Set exercise:
Answer these from the beneficial ownership text below:
(a) How many votes does each share of Series A Preferred Stock carry?
(b) How many shares does Craigstone Ltd. beneficially own?
(c) Options exercisable within how many days of May 30, 2014, count as outstanding for the person holding them?

Supplied passage:
>>>>

Beneficial ownership is determined in accordance with rules of the Securities and Exchange Commission and means voting or investment power with respect to securities. Shares of our common stock issuable upon the exercise of stock options exercisable currently or within 60 days of May 30, 2014, are deemed outstanding and to be beneficially owned by the person holding such option for purposes of computing such person’s percentage ownership, but are not deemed outstanding for the purpose of computing the percentage ownership of any other person.
Title of Class | Name and Address Of Owner | Shares Beneficially Owned | Percent of Class Owned | Percent of Total Voting Shares (1) |
| | | | |
Series A Preferred | David Gasparine 8251 Shaded Arbors St. Las Vegas, NV 89139 | 16,000,000 | 63.8% | 44.3% |
Series A Preferred | Craigstone Ltd. 88 Wood Street, 10th Floor, #1 London, UK ECZ V7RS | 4,210,524 | 16.8% | 11.7% |
Series A Preferred | Mary Gasparine 9009 Agreeable Court Las Vegas, NV 89149 | 2,000,000 | 8.0% | 5.5% |
Common | Conventry Capital LLC 1201 Orange St. #600 Wilmington, DE 19899 | 31,170,084 | 18.9% | 5.8% |
Common | Gerlach & Company c/o Citibank, N.A. P.O. Box 7247-7057 Philadelphia, PA 19170-7057 | 11,227,272 | 6.8% | 2.1% |
(1) | Calculation of percentage of Voting Shares is based on the following voting rights: (a) each share of Common Stock has the right to cast one (1) vote; and (b) each share of Series A Preferred Stock has the right to cast fifteen (15) votes. |
SECURITIES BENEFICIALLY OWNED BY ALL EXECUTIVE OFFICERS AND DIRECTORS.
The following table sets forth the number and percentage of shares of our Common Stock owned as of May30, 2014, by all of our directors and executive all officers and our directors and executive officers as a group. Unless otherwise indicated, each of the persons identified below has sole voting and investment power with respect to the shares beneficially owned.
Beneficial ownership is determined in accordance with rules of the Securities and Exchange Commission and means voting or investment power with respect to securities. Shares of our common stock issuable upon the exercise of stock options exercisable currently or within 60 days of May 30, 2014, are deemed outstanding and to be beneficially owned by the person holding such option for purposes of computing such person’s percentage ownership, but are not deemed outstanding for the purpose of computing the percentage ownership of any other person.

<<<<

Supplied records:

>>>>

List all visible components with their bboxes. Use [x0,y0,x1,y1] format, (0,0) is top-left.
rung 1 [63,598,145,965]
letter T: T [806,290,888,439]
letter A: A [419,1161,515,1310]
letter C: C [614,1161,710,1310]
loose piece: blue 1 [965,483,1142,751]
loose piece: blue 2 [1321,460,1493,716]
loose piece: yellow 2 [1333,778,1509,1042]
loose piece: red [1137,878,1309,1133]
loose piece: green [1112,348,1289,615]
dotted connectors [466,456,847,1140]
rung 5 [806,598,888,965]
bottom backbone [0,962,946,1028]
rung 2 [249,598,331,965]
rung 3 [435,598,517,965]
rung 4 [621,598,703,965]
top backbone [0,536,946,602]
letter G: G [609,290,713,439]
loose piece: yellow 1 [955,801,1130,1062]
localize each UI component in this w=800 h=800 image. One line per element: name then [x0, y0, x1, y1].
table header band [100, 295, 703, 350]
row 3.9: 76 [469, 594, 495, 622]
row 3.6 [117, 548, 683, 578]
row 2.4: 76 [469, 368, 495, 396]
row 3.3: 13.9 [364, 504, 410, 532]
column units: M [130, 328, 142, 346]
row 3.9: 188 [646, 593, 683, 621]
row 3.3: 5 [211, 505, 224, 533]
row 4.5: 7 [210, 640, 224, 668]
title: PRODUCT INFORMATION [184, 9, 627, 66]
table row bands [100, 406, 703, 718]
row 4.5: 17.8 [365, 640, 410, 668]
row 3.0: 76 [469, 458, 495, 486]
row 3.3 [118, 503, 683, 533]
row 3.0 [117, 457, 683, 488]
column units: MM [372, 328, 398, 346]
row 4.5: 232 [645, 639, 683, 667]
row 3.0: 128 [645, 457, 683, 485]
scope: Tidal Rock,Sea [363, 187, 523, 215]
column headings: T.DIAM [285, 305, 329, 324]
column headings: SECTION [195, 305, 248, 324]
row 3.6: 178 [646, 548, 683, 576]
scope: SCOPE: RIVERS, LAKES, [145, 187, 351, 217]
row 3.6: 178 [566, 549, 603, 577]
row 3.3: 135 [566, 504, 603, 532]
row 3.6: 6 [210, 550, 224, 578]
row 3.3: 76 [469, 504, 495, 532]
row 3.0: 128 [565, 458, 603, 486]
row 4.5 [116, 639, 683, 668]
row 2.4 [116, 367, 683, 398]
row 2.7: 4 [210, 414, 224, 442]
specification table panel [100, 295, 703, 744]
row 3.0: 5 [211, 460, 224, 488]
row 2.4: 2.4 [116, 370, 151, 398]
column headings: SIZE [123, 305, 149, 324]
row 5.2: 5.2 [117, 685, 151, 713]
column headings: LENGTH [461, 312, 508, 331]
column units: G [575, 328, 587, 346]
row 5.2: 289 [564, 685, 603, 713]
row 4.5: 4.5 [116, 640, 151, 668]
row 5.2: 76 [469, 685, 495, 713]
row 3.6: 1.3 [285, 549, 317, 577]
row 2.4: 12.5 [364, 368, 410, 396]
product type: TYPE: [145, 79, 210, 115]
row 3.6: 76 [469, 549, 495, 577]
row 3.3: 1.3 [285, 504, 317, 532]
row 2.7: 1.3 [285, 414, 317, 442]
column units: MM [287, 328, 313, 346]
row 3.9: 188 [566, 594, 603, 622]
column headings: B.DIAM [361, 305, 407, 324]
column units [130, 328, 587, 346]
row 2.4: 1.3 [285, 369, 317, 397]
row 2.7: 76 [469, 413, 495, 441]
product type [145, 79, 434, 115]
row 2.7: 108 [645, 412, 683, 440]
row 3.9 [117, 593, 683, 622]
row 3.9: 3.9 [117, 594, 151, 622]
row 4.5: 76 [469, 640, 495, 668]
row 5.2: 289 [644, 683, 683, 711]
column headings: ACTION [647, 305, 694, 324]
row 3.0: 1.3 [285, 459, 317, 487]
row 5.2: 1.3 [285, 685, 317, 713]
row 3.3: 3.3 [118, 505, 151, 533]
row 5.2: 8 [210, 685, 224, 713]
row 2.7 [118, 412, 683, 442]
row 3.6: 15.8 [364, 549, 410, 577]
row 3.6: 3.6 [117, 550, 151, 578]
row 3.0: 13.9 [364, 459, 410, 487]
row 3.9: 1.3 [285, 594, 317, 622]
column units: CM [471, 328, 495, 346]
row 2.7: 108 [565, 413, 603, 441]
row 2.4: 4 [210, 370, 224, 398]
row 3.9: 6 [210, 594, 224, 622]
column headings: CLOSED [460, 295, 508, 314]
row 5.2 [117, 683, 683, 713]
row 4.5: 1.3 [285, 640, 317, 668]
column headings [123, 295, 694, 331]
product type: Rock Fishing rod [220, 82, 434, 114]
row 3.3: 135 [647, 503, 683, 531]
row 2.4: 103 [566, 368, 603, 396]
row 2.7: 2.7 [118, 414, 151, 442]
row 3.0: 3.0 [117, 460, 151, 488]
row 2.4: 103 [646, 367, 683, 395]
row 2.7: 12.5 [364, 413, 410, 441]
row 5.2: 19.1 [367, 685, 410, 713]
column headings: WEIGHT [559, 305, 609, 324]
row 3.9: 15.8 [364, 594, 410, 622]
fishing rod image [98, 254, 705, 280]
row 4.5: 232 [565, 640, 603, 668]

<<<<

Answer to the exercise:
(a) Fifteen votes.
(b) 4,210,524 shares.
(c) 60 days.